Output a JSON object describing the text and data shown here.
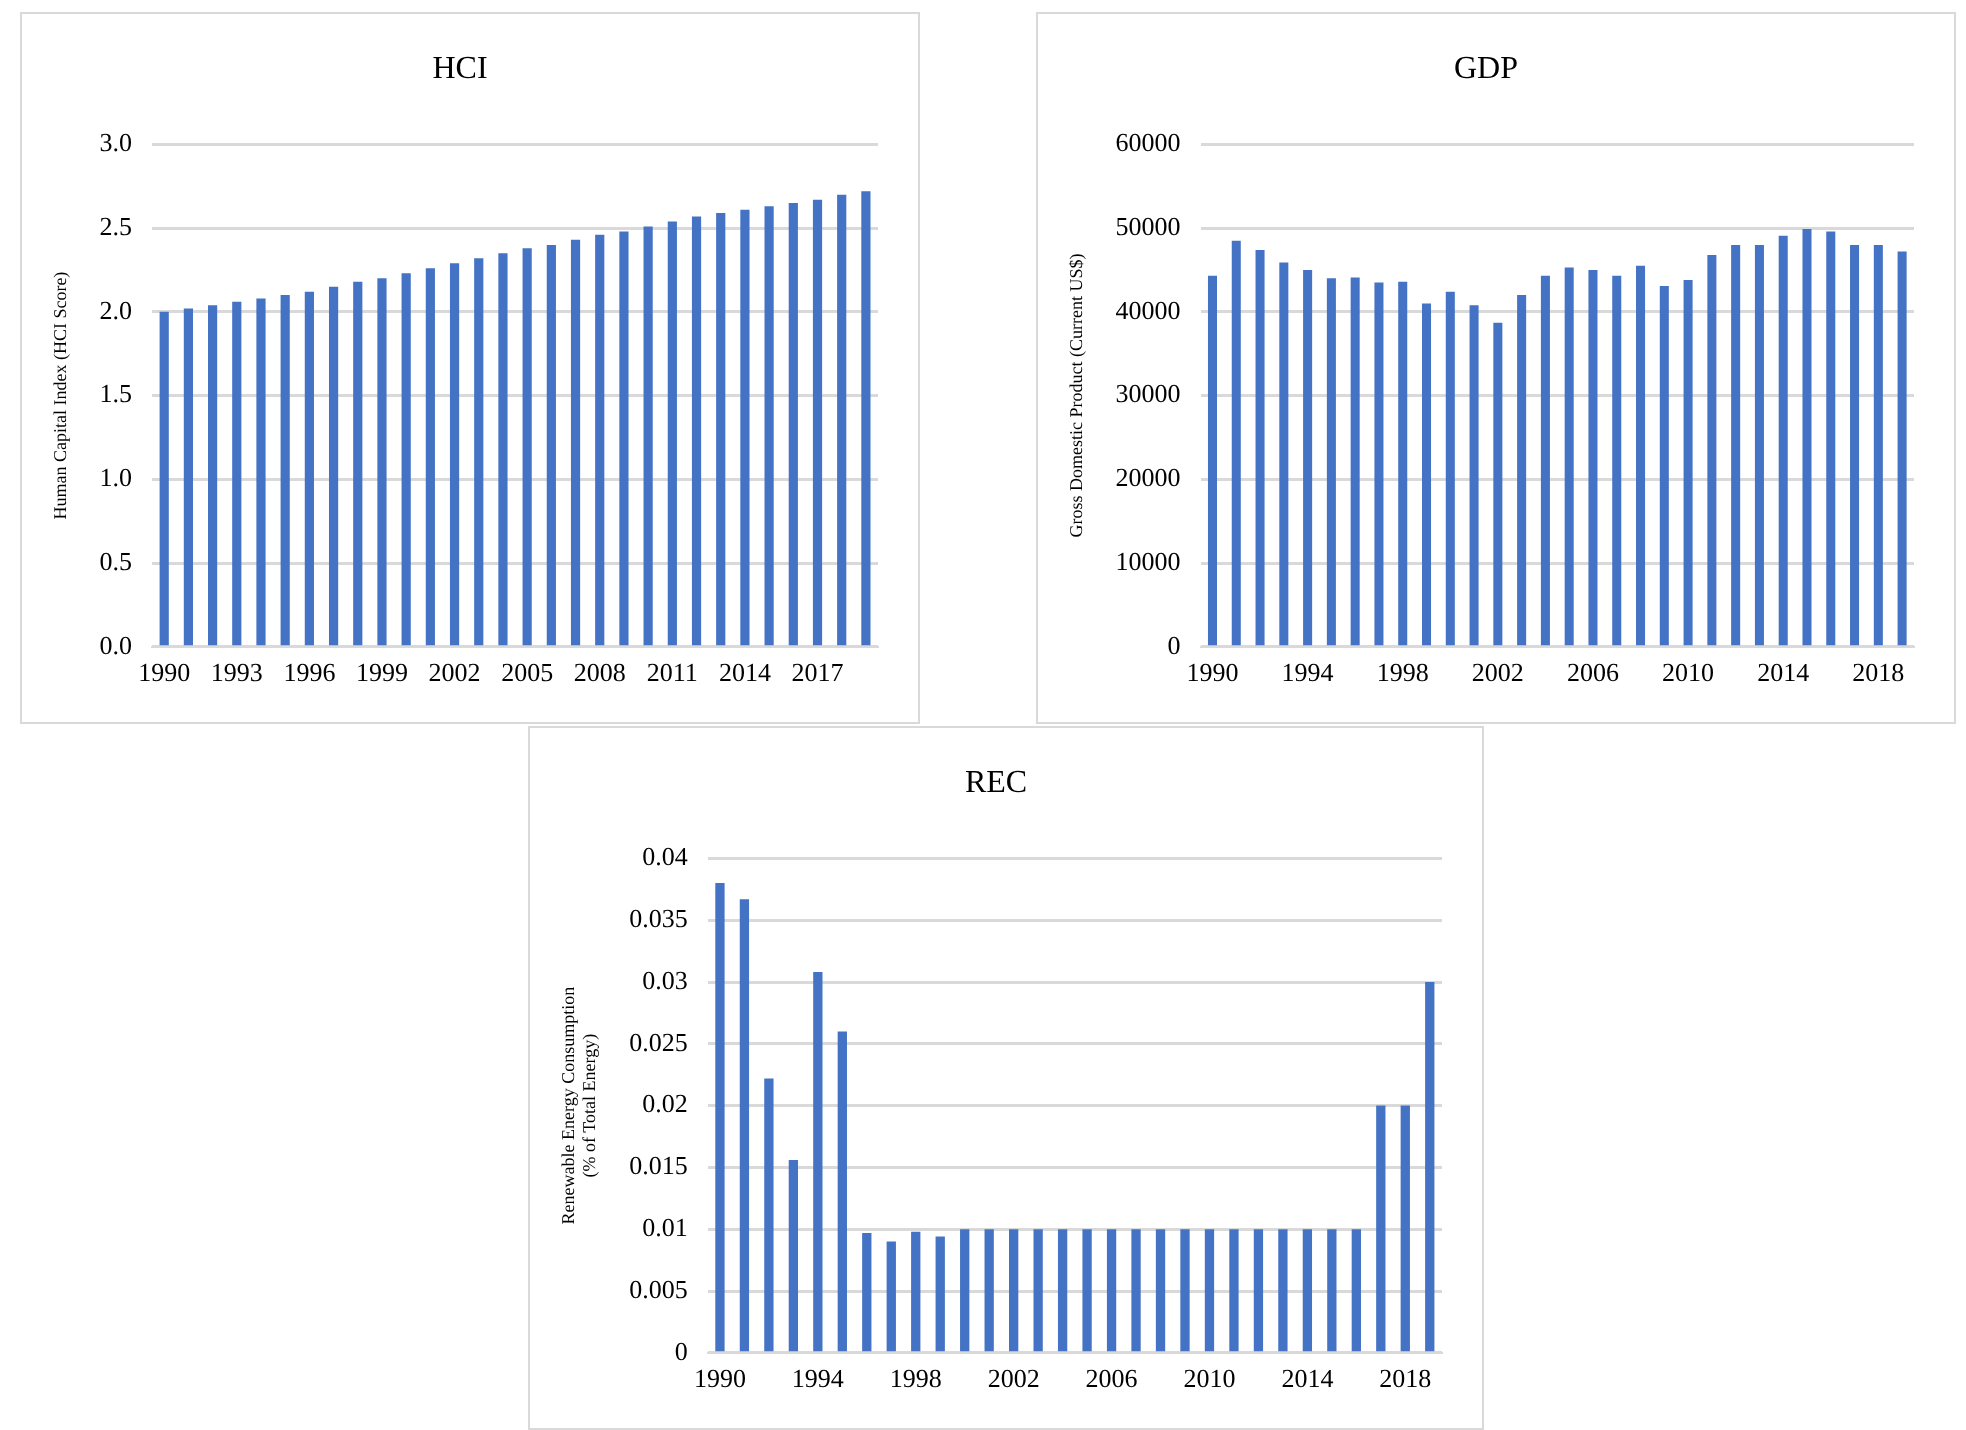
{
  "chart_data": [
    {
      "type": "bar",
      "title": "HCI",
      "ylabel": "Human Capital Index (HCI Score)",
      "color": "#4472c4",
      "categories": [
        "1990",
        null,
        null,
        "1993",
        null,
        null,
        "1996",
        null,
        null,
        "1999",
        null,
        null,
        "2002",
        null,
        null,
        "2005",
        null,
        null,
        "2008",
        null,
        null,
        "2011",
        null,
        null,
        "2014",
        null,
        null,
        "2017",
        null,
        null
      ],
      "values": [
        2.0,
        2.02,
        2.04,
        2.06,
        2.08,
        2.1,
        2.12,
        2.15,
        2.18,
        2.2,
        2.23,
        2.26,
        2.29,
        2.32,
        2.35,
        2.38,
        2.4,
        2.43,
        2.46,
        2.48,
        2.51,
        2.54,
        2.57,
        2.59,
        2.61,
        2.63,
        2.65,
        2.67,
        2.7,
        2.72
      ],
      "ylim": [
        0,
        3
      ],
      "yticks": [
        {
          "value": 0,
          "label": "0.0"
        },
        {
          "value": 0.5,
          "label": "0.5"
        },
        {
          "value": 1,
          "label": "1.0"
        },
        {
          "value": 1.5,
          "label": "1.5"
        },
        {
          "value": 2,
          "label": "2.0"
        },
        {
          "value": 2.5,
          "label": "2.5"
        },
        {
          "value": 3,
          "label": "3.0"
        }
      ],
      "grid": "y"
    },
    {
      "type": "bar",
      "title": "GDP",
      "ylabel": "Gross Domestic Product (Current US$)",
      "color": "#4472c4",
      "categories": [
        "1990",
        null,
        null,
        null,
        "1994",
        null,
        null,
        null,
        "1998",
        null,
        null,
        null,
        "2002",
        null,
        null,
        null,
        "2006",
        null,
        null,
        null,
        "2010",
        null,
        null,
        null,
        "2014",
        null,
        null,
        null,
        "2018",
        null
      ],
      "values": [
        44300,
        48500,
        47400,
        45900,
        45000,
        44000,
        44100,
        43500,
        43600,
        41000,
        42400,
        40800,
        38700,
        42000,
        44300,
        45300,
        45000,
        44300,
        45500,
        43100,
        43800,
        46800,
        48000,
        48000,
        49100,
        49900,
        49600,
        48000,
        48000,
        47200
      ],
      "ylim": [
        0,
        60000
      ],
      "yticks": [
        0,
        10000,
        20000,
        30000,
        40000,
        50000,
        60000
      ],
      "grid": "y"
    },
    {
      "type": "bar",
      "title": "REC",
      "ylabel": "Renewable Energy Consumption\n(% of Total Energy)",
      "color": "#4472c4",
      "categories": [
        "1990",
        null,
        null,
        null,
        "1994",
        null,
        null,
        null,
        "1998",
        null,
        null,
        null,
        "2002",
        null,
        null,
        null,
        "2006",
        null,
        null,
        null,
        "2010",
        null,
        null,
        null,
        "2014",
        null,
        null,
        null,
        "2018",
        null
      ],
      "values": [
        0.038,
        0.0367,
        0.0222,
        0.0156,
        0.0308,
        0.026,
        0.0097,
        0.009,
        0.0098,
        0.0094,
        0.01,
        0.01,
        0.01,
        0.01,
        0.01,
        0.01,
        0.01,
        0.01,
        0.01,
        0.01,
        0.01,
        0.01,
        0.01,
        0.01,
        0.01,
        0.01,
        0.01,
        0.02,
        0.02,
        0.03
      ],
      "ylim": [
        0,
        0.04
      ],
      "yticks": [
        0,
        0.005,
        0.01,
        0.015,
        0.02,
        0.025,
        0.03,
        0.035,
        0.04
      ],
      "grid": "y"
    }
  ]
}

-.-.-

WORK TO BE COMPLETED: Transcribe the complete set of entries verbatim. No pictures belong in the copy.

OUTPUT FOR THIS TASK:
Output a JSON object describing the text and data shown here.
{
  "chart_data": [
    {
      "type": "bar",
      "title": "HCI",
      "ylabel": "Human Capital Index (HCI Score)",
      "color": "#4472c4",
      "categories": [
        "1990",
        null,
        null,
        "1993",
        null,
        null,
        "1996",
        null,
        null,
        "1999",
        null,
        null,
        "2002",
        null,
        null,
        "2005",
        null,
        null,
        "2008",
        null,
        null,
        "2011",
        null,
        null,
        "2014",
        null,
        null,
        "2017",
        null,
        null
      ],
      "values": [
        2.0,
        2.02,
        2.04,
        2.06,
        2.08,
        2.1,
        2.12,
        2.15,
        2.18,
        2.2,
        2.23,
        2.26,
        2.29,
        2.32,
        2.35,
        2.38,
        2.4,
        2.43,
        2.46,
        2.48,
        2.51,
        2.54,
        2.57,
        2.59,
        2.61,
        2.63,
        2.65,
        2.67,
        2.7,
        2.72
      ],
      "ylim": [
        0,
        3
      ],
      "yticks": [
        {
          "value": 0,
          "label": "0.0"
        },
        {
          "value": 0.5,
          "label": "0.5"
        },
        {
          "value": 1,
          "label": "1.0"
        },
        {
          "value": 1.5,
          "label": "1.5"
        },
        {
          "value": 2,
          "label": "2.0"
        },
        {
          "value": 2.5,
          "label": "2.5"
        },
        {
          "value": 3,
          "label": "3.0"
        }
      ],
      "grid": "y"
    },
    {
      "type": "bar",
      "title": "GDP",
      "ylabel": "Gross Domestic Product (Current US$)",
      "color": "#4472c4",
      "categories": [
        "1990",
        null,
        null,
        null,
        "1994",
        null,
        null,
        null,
        "1998",
        null,
        null,
        null,
        "2002",
        null,
        null,
        null,
        "2006",
        null,
        null,
        null,
        "2010",
        null,
        null,
        null,
        "2014",
        null,
        null,
        null,
        "2018",
        null
      ],
      "values": [
        44300,
        48500,
        47400,
        45900,
        45000,
        44000,
        44100,
        43500,
        43600,
        41000,
        42400,
        40800,
        38700,
        42000,
        44300,
        45300,
        45000,
        44300,
        45500,
        43100,
        43800,
        46800,
        48000,
        48000,
        49100,
        49900,
        49600,
        48000,
        48000,
        47200
      ],
      "ylim": [
        0,
        60000
      ],
      "yticks": [
        0,
        10000,
        20000,
        30000,
        40000,
        50000,
        60000
      ],
      "grid": "y"
    },
    {
      "type": "bar",
      "title": "REC",
      "ylabel": "Renewable Energy Consumption\n(% of Total Energy)",
      "color": "#4472c4",
      "categories": [
        "1990",
        null,
        null,
        null,
        "1994",
        null,
        null,
        null,
        "1998",
        null,
        null,
        null,
        "2002",
        null,
        null,
        null,
        "2006",
        null,
        null,
        null,
        "2010",
        null,
        null,
        null,
        "2014",
        null,
        null,
        null,
        "2018",
        null
      ],
      "values": [
        0.038,
        0.0367,
        0.0222,
        0.0156,
        0.0308,
        0.026,
        0.0097,
        0.009,
        0.0098,
        0.0094,
        0.01,
        0.01,
        0.01,
        0.01,
        0.01,
        0.01,
        0.01,
        0.01,
        0.01,
        0.01,
        0.01,
        0.01,
        0.01,
        0.01,
        0.01,
        0.01,
        0.01,
        0.02,
        0.02,
        0.03
      ],
      "ylim": [
        0,
        0.04
      ],
      "yticks": [
        0,
        0.005,
        0.01,
        0.015,
        0.02,
        0.025,
        0.03,
        0.035,
        0.04
      ],
      "grid": "y"
    }
  ]
}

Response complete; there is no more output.